- **Objective**
Read the records below. Copy each line where the string "title" occurs.

+++ Listed entries +++

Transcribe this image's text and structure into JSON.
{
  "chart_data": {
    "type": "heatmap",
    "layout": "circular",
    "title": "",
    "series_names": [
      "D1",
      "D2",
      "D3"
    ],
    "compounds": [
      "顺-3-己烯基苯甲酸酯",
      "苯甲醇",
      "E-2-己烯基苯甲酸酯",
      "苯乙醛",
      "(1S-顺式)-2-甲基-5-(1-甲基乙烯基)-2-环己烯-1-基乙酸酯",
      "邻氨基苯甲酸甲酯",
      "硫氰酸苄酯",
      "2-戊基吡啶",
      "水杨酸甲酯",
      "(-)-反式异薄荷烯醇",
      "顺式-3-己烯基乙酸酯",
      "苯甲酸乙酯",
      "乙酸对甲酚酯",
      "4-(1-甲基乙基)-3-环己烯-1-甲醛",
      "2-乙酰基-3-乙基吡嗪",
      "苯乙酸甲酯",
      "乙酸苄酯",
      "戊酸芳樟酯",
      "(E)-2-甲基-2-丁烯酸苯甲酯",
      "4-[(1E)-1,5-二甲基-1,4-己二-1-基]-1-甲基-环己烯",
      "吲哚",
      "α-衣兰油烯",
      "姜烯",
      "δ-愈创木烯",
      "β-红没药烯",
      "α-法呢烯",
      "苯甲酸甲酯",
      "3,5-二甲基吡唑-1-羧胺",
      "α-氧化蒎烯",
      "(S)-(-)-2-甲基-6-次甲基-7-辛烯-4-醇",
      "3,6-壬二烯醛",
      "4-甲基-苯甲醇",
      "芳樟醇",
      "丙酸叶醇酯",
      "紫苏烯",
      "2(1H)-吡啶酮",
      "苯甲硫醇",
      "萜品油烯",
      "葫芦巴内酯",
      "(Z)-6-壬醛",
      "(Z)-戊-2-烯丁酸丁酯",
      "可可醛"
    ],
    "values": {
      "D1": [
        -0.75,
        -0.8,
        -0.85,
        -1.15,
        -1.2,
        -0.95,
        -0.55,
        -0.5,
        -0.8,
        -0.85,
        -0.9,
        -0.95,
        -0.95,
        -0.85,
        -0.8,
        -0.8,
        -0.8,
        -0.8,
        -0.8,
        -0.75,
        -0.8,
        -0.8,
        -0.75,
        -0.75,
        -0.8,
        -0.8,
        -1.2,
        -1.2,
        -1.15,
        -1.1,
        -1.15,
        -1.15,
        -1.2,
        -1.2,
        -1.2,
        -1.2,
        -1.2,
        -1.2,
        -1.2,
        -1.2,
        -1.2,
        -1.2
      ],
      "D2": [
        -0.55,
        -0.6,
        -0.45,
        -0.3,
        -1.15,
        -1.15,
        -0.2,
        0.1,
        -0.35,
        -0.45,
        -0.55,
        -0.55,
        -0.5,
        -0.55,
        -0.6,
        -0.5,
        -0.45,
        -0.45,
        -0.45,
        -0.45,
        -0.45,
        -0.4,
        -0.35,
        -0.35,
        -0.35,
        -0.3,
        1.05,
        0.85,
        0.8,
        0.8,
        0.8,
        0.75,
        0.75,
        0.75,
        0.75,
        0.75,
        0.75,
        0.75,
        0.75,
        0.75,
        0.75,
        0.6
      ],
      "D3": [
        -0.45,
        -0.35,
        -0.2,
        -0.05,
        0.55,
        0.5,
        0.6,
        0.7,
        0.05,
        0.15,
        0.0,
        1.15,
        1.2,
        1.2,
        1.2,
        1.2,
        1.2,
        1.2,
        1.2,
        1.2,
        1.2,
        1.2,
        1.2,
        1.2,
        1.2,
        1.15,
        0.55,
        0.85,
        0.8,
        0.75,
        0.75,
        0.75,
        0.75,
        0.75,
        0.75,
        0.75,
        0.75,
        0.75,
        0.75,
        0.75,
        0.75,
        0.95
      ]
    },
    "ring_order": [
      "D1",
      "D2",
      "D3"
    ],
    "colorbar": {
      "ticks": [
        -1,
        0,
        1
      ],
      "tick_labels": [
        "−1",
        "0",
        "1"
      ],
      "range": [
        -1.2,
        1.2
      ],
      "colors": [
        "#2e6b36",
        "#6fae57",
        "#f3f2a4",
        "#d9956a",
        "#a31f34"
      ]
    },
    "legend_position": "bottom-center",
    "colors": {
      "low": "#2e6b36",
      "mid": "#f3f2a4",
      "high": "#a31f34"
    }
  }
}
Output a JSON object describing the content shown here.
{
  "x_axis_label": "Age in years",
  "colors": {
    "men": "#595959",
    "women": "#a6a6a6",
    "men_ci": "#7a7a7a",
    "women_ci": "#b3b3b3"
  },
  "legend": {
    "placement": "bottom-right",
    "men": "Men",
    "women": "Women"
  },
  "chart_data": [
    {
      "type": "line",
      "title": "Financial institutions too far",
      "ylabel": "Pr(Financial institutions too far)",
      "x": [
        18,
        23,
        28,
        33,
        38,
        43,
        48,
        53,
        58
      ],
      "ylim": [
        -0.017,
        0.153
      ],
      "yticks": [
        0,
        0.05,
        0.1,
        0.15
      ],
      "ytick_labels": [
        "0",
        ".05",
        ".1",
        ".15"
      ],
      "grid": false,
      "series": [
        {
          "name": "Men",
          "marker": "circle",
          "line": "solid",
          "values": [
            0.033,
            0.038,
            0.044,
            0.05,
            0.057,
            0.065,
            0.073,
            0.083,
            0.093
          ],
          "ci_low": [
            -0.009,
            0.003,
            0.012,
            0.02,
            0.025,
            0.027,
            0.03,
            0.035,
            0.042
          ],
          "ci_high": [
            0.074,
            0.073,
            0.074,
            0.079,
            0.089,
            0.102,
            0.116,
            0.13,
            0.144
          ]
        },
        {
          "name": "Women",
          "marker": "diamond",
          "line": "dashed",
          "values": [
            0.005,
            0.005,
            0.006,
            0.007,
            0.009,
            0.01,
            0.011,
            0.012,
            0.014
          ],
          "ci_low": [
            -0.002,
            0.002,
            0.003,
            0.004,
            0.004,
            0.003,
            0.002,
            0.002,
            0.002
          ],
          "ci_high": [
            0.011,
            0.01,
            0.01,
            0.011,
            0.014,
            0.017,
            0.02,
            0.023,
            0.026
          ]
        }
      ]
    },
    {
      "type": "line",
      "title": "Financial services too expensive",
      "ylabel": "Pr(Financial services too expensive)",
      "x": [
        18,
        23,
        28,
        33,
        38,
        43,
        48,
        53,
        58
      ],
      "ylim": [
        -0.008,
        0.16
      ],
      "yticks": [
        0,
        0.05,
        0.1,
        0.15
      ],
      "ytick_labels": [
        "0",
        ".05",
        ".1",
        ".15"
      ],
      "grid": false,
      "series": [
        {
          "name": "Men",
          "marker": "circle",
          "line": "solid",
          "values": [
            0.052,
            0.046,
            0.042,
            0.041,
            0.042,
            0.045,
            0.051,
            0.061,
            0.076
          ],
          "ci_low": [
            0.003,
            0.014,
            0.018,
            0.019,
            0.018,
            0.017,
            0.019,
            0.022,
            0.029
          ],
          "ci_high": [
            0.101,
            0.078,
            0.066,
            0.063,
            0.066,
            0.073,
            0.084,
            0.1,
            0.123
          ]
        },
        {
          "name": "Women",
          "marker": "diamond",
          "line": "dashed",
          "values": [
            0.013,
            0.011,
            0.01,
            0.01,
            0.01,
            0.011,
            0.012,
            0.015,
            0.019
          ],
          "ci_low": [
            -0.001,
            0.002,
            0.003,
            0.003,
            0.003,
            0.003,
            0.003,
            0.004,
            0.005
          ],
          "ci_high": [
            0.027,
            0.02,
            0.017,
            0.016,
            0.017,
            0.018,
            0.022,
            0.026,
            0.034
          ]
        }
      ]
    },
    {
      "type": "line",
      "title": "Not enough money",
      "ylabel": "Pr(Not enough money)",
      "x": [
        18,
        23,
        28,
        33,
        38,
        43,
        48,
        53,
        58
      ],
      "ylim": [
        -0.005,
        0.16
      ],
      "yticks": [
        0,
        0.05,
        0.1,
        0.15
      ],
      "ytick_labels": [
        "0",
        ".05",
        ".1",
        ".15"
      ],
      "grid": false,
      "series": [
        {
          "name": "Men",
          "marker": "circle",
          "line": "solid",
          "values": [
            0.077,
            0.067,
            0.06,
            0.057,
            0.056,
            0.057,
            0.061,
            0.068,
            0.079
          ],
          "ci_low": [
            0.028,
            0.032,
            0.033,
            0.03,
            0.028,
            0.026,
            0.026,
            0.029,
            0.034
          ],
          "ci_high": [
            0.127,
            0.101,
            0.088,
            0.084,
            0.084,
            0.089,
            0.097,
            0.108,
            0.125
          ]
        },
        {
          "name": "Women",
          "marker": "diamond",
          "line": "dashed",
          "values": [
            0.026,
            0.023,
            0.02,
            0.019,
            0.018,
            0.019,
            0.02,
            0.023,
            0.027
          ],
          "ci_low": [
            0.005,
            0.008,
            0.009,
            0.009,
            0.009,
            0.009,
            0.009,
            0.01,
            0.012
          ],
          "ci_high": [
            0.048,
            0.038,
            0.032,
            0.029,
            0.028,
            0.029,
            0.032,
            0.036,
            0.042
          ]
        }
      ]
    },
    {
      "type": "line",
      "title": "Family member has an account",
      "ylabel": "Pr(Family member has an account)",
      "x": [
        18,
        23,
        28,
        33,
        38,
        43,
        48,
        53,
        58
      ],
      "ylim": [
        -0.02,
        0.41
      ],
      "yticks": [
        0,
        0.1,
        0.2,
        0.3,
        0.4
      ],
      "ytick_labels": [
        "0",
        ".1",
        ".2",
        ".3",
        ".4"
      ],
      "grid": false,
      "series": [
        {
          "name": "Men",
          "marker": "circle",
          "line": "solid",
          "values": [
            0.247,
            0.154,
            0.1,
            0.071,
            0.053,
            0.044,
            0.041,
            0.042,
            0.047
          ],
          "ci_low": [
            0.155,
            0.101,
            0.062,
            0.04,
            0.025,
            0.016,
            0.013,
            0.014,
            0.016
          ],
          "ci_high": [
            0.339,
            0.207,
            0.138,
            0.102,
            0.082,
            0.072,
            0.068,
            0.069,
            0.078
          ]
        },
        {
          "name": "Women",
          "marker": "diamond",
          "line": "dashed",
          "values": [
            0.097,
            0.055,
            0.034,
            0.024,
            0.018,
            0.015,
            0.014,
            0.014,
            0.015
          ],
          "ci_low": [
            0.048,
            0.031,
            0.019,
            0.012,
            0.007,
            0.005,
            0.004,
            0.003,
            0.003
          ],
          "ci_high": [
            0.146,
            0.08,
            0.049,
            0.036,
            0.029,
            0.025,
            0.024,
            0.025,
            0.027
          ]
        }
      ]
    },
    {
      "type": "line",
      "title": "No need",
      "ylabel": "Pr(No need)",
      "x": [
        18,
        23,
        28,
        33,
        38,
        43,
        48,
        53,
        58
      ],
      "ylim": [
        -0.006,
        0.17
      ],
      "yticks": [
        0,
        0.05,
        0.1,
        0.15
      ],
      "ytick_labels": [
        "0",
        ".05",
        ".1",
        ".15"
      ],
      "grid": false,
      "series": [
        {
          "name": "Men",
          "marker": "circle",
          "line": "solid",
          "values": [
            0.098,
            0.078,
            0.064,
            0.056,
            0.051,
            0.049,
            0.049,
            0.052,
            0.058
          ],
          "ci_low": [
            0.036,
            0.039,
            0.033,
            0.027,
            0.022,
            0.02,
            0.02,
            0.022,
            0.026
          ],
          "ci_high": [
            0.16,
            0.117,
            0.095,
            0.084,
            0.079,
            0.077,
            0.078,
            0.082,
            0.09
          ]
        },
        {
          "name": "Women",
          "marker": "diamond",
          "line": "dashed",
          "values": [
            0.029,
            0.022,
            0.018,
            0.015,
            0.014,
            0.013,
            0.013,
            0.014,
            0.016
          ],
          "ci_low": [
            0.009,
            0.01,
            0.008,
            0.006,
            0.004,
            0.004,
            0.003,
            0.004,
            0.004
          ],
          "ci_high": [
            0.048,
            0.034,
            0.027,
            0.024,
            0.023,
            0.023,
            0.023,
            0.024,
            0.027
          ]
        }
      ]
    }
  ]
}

+++

- **Response to this exercise**
    "title": "",
      "title": "Financial institutions too far",
      "title": "Financial services too expensive",
      "title": "Not enough money",
      "title": "Family member has an account",
      "title": "No need",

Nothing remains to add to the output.